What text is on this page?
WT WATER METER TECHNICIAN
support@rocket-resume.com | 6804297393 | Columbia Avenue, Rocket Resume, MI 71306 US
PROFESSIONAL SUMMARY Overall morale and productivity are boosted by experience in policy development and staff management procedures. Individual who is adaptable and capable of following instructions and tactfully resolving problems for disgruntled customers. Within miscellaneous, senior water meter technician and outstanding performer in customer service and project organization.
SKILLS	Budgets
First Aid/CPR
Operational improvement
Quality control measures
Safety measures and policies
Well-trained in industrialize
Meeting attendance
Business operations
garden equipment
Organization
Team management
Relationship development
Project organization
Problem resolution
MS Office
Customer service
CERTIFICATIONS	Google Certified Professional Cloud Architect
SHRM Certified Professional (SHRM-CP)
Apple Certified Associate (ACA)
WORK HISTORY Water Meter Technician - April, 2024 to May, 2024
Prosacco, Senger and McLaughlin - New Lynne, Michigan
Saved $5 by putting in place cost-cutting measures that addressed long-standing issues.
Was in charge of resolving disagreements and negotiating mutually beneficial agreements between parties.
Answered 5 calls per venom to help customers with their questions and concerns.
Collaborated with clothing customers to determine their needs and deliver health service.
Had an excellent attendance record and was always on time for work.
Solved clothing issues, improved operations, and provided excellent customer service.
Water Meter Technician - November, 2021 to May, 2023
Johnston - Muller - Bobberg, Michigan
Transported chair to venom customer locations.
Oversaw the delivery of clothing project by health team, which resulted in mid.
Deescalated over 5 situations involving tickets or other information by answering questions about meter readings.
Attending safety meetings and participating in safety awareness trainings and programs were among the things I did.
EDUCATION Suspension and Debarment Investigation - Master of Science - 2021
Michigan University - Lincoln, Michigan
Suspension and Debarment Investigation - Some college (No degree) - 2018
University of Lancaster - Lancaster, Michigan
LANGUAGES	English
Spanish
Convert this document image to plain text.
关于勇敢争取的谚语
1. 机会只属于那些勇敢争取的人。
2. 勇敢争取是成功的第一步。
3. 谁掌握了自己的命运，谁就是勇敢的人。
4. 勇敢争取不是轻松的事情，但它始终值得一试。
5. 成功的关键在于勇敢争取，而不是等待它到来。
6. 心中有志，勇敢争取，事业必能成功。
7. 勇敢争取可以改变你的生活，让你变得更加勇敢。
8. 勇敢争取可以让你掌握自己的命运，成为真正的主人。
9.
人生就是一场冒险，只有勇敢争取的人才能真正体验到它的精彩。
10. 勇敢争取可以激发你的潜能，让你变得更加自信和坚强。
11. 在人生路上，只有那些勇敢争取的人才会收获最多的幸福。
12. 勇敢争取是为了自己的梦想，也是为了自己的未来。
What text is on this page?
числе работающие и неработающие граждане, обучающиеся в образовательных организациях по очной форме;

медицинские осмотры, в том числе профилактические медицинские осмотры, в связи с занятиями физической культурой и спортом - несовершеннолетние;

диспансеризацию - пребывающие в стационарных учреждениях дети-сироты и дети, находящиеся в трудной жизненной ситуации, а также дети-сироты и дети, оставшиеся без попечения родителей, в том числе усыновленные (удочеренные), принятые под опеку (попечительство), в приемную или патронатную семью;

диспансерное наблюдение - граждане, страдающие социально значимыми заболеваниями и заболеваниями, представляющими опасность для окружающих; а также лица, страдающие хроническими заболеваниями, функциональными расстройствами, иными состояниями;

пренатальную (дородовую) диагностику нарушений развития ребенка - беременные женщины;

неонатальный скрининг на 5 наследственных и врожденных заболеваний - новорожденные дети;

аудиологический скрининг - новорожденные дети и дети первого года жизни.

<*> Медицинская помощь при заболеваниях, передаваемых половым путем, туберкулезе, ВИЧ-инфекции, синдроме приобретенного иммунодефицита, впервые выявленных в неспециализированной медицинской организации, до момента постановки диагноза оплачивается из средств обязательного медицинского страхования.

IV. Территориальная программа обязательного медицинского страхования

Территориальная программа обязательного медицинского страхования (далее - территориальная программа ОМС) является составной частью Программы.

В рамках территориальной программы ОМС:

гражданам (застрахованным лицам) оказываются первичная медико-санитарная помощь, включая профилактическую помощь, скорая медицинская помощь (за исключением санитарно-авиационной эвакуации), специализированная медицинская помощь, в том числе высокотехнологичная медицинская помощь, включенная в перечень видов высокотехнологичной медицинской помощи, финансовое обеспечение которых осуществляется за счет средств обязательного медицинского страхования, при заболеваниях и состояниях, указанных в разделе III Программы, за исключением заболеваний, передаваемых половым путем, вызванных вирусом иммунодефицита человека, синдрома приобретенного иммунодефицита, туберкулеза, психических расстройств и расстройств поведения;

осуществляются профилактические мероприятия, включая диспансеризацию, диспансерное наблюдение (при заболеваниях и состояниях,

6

•••••

_Challenge_
Count how many lines above include the word "service" and answer with that figure only.

_Solution for this problem_
4